**What to do**
Report each line of the data that includes the word "table".

(Dataset records)
◆ ◆ ◆ ◆ ◆

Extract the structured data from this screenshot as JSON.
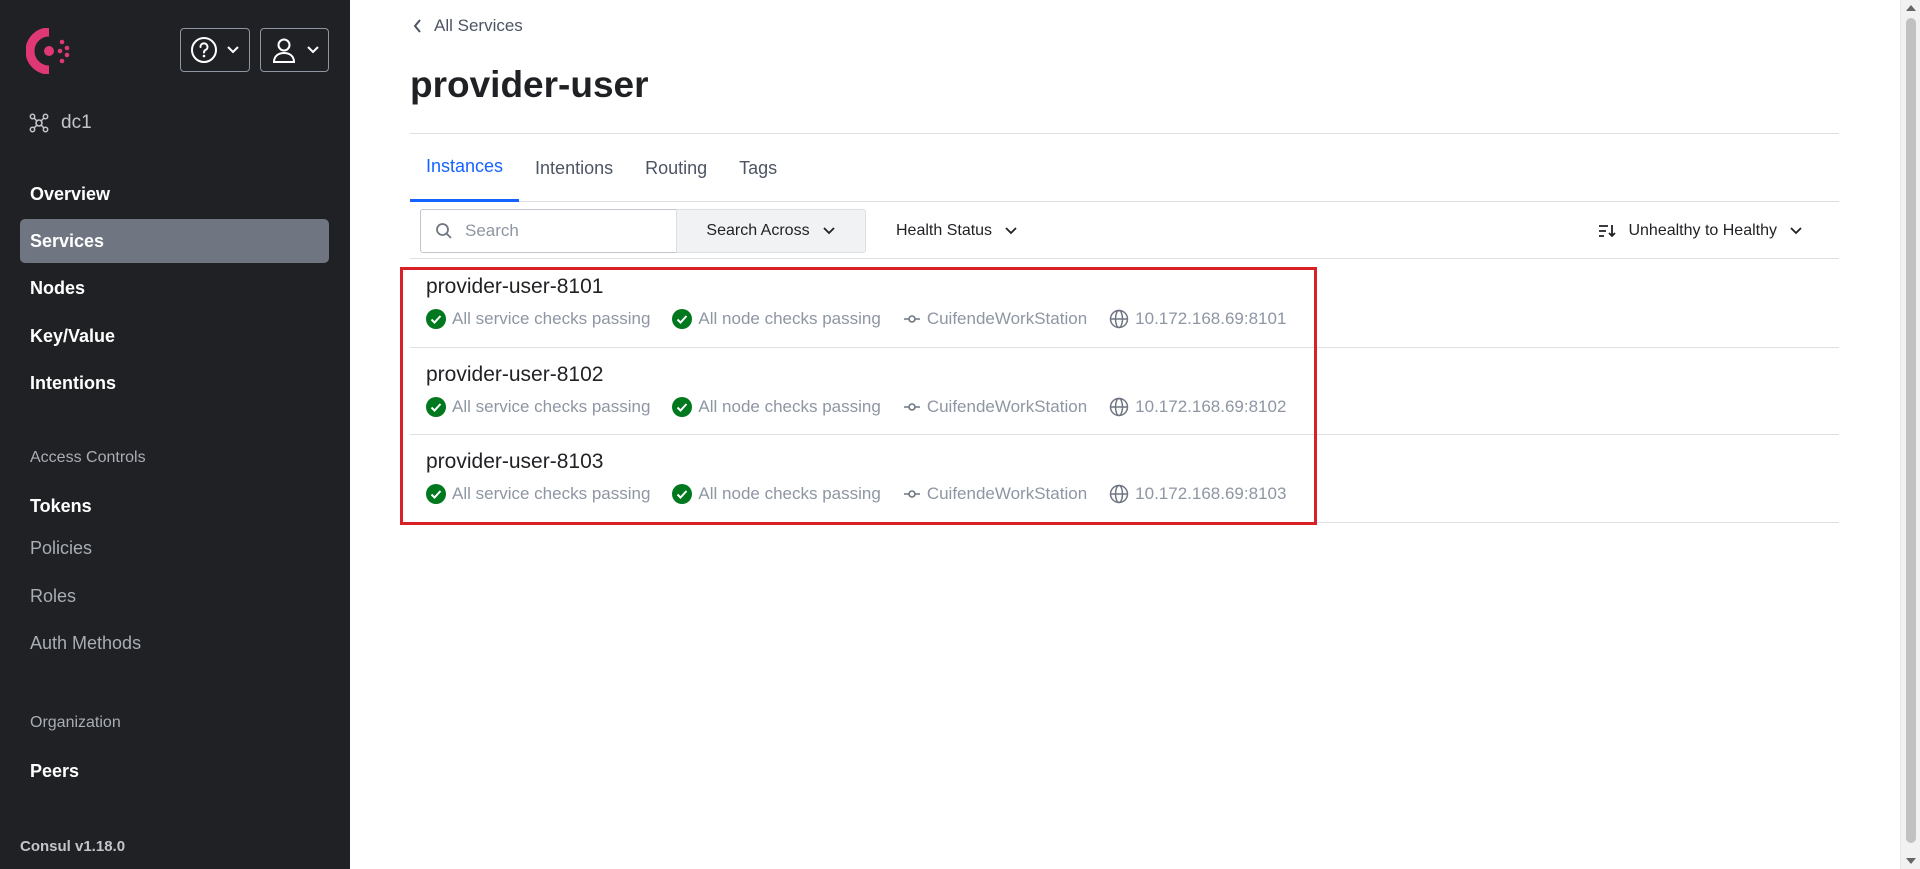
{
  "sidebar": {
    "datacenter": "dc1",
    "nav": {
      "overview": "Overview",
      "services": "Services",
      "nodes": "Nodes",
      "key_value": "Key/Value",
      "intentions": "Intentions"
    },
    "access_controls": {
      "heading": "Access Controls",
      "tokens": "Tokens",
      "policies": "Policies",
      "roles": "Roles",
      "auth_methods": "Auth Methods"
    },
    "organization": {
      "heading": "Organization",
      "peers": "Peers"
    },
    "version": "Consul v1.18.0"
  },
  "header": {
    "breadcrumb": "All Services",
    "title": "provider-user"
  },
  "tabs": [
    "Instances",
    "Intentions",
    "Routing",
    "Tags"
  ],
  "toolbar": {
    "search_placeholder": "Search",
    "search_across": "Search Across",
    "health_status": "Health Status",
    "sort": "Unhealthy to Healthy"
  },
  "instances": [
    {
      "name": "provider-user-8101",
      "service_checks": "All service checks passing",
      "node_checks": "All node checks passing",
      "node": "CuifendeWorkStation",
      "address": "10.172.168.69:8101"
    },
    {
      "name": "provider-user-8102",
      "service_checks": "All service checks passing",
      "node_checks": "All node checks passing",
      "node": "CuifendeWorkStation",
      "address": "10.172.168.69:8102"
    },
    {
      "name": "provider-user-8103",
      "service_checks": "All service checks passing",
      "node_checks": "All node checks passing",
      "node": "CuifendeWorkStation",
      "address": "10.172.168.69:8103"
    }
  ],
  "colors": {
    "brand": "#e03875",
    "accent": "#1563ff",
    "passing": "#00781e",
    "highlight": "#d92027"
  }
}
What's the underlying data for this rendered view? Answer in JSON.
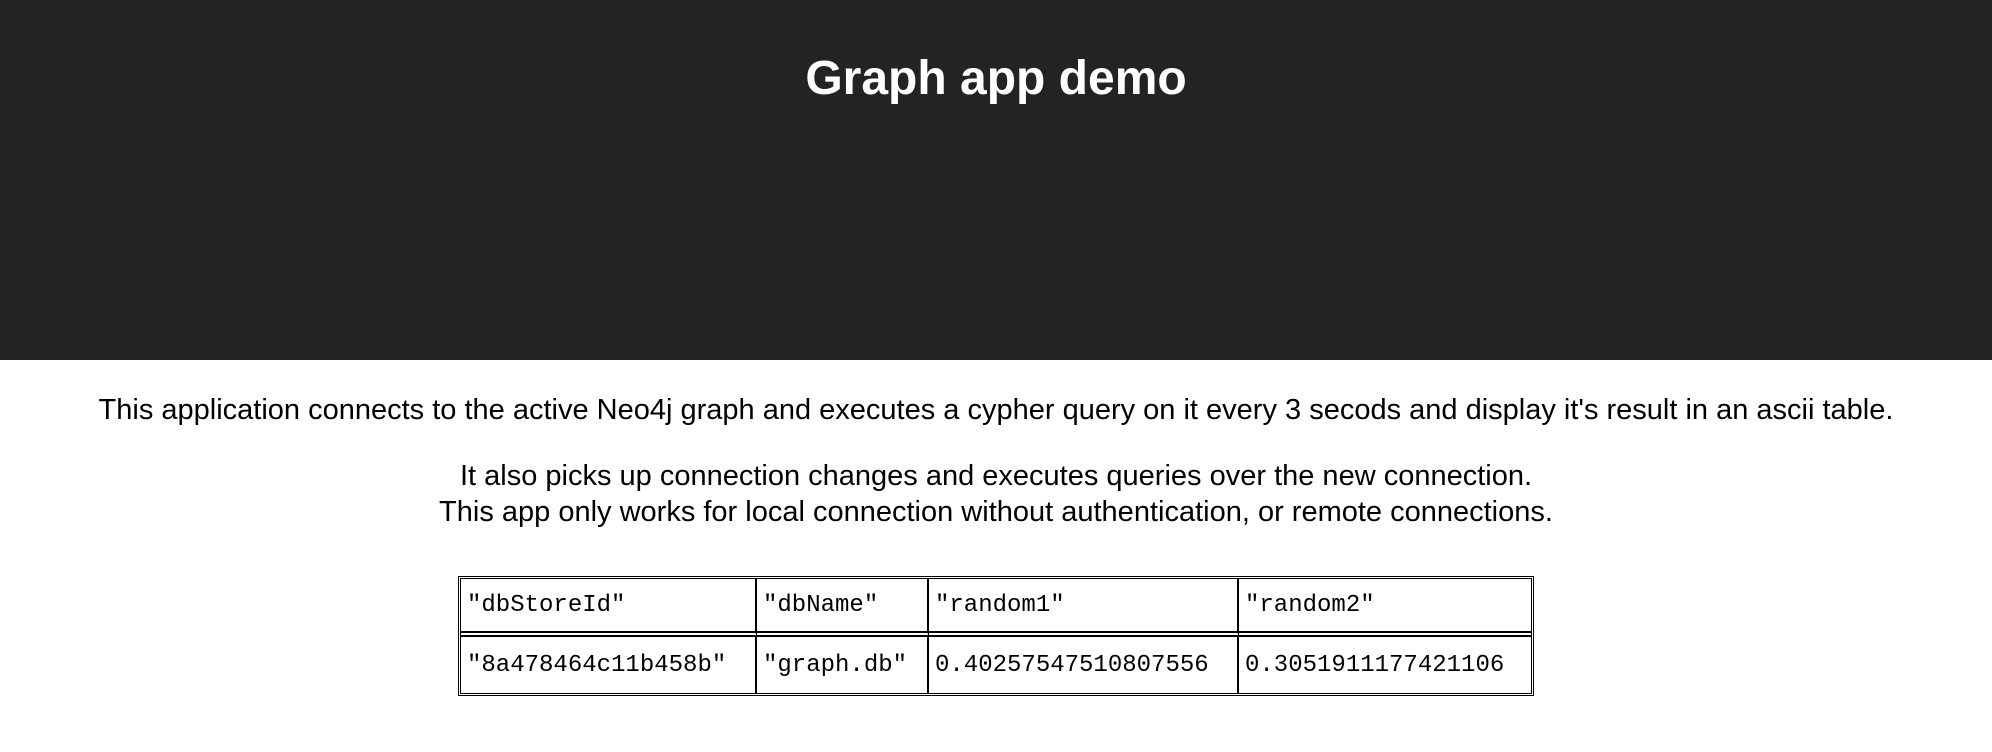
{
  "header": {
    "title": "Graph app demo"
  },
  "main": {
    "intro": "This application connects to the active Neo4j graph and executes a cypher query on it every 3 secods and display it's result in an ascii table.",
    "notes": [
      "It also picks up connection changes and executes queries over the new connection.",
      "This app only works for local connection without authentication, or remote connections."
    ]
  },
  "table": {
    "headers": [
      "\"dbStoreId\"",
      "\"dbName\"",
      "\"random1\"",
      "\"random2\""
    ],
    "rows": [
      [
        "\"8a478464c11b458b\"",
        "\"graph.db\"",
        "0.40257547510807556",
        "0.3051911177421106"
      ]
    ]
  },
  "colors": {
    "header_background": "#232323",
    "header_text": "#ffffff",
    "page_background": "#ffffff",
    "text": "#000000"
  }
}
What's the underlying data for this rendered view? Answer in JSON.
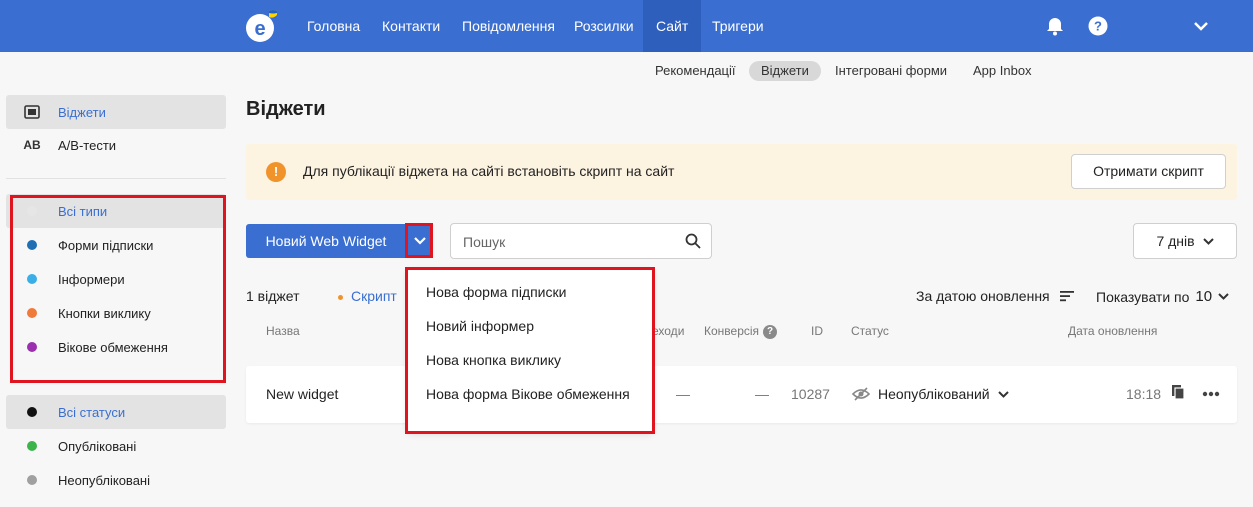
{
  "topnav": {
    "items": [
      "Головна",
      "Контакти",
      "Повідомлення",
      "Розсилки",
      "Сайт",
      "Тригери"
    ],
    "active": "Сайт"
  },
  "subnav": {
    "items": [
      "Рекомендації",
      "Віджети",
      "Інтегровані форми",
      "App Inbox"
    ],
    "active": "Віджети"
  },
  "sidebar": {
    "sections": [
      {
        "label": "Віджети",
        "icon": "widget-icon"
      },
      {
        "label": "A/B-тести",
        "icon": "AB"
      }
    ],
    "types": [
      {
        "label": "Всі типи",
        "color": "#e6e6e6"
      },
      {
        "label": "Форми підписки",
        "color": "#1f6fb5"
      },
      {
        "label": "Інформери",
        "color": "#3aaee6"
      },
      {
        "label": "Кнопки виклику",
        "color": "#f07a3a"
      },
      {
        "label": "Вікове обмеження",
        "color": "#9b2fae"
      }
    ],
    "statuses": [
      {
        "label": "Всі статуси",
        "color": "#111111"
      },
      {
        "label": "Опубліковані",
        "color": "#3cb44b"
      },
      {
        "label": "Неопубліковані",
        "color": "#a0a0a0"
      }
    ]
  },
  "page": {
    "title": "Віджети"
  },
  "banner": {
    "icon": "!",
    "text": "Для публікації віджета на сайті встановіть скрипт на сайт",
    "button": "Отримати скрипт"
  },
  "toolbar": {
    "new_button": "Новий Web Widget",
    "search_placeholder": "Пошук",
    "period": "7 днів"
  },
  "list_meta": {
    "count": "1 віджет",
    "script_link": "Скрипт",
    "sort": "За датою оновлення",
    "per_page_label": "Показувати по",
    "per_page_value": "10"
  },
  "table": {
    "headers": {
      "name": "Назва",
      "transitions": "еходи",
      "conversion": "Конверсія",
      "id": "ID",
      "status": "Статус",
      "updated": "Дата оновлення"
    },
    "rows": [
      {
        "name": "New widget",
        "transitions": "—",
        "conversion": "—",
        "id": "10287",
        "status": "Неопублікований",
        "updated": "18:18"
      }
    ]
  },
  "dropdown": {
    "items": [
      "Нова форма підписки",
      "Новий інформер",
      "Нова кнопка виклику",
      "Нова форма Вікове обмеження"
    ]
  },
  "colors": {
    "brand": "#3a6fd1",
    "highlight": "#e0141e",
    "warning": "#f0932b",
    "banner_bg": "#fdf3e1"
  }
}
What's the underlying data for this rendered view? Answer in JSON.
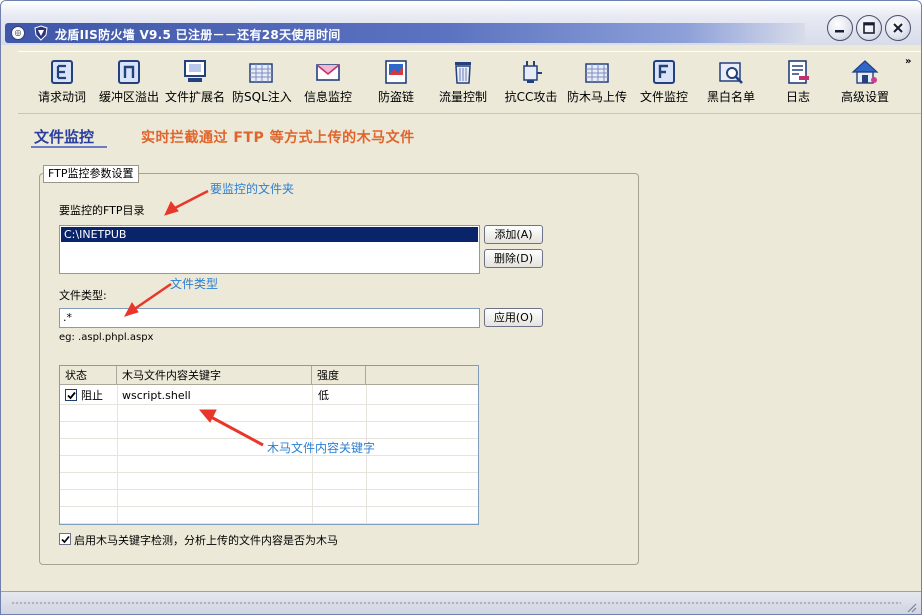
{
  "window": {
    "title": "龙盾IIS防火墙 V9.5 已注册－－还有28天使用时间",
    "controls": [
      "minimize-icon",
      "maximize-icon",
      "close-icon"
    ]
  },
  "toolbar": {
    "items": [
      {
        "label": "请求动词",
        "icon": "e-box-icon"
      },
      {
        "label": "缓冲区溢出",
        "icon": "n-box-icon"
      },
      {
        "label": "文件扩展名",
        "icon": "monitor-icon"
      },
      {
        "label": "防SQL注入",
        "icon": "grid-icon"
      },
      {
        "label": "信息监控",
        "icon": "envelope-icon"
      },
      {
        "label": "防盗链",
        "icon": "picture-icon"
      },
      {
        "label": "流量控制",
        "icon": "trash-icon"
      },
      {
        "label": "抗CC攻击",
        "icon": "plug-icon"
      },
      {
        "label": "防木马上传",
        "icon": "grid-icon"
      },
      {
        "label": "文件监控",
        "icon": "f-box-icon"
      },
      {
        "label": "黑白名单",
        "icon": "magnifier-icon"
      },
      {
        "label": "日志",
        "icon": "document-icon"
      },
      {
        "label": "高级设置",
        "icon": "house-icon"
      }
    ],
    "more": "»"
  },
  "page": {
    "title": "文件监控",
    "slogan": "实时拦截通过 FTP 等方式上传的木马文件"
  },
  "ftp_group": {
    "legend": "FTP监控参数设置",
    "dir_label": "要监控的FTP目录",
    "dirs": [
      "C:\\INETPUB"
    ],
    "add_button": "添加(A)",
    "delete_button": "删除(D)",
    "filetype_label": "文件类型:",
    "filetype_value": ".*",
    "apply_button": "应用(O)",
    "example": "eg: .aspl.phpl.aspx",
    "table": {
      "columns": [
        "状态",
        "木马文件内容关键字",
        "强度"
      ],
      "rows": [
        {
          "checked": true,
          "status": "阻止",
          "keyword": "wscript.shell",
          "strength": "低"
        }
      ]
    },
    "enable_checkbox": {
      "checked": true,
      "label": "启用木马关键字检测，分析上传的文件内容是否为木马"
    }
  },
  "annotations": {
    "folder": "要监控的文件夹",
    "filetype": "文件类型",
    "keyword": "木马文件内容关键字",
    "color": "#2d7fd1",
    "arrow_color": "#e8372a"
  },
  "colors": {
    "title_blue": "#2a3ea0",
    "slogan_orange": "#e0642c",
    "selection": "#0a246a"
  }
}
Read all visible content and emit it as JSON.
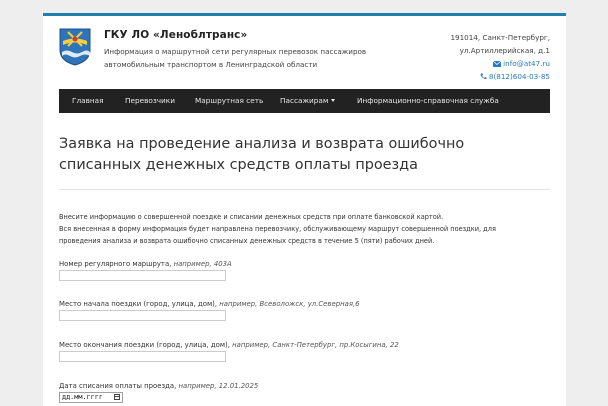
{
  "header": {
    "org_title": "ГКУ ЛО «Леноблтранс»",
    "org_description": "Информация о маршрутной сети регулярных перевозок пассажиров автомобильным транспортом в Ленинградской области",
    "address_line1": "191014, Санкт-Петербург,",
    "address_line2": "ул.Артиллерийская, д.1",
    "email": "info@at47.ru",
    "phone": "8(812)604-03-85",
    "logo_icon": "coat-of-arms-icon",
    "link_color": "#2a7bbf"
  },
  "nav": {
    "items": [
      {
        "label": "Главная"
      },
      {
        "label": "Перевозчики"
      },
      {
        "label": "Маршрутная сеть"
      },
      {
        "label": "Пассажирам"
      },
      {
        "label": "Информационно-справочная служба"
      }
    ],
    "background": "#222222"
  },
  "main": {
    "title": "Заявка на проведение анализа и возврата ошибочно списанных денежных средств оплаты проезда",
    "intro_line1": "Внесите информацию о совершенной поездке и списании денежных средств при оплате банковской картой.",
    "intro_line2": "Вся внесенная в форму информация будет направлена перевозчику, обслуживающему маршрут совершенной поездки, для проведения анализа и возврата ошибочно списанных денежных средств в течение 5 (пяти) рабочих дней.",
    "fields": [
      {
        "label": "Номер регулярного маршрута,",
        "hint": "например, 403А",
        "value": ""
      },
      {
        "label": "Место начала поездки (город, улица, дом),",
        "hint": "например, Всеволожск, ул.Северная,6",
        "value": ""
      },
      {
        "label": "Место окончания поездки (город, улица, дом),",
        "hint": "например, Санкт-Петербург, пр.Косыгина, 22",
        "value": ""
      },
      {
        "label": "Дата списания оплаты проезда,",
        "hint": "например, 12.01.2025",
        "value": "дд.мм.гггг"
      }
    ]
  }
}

◆ ◆ ◆ ◆ ◆

**Task solution**
    "intro": "This application connects to the active Neo4j graph and executes a cypher query on it every 3 secods and display it's result in an ascii table.",
  "table": {
  "table": {
    "table": {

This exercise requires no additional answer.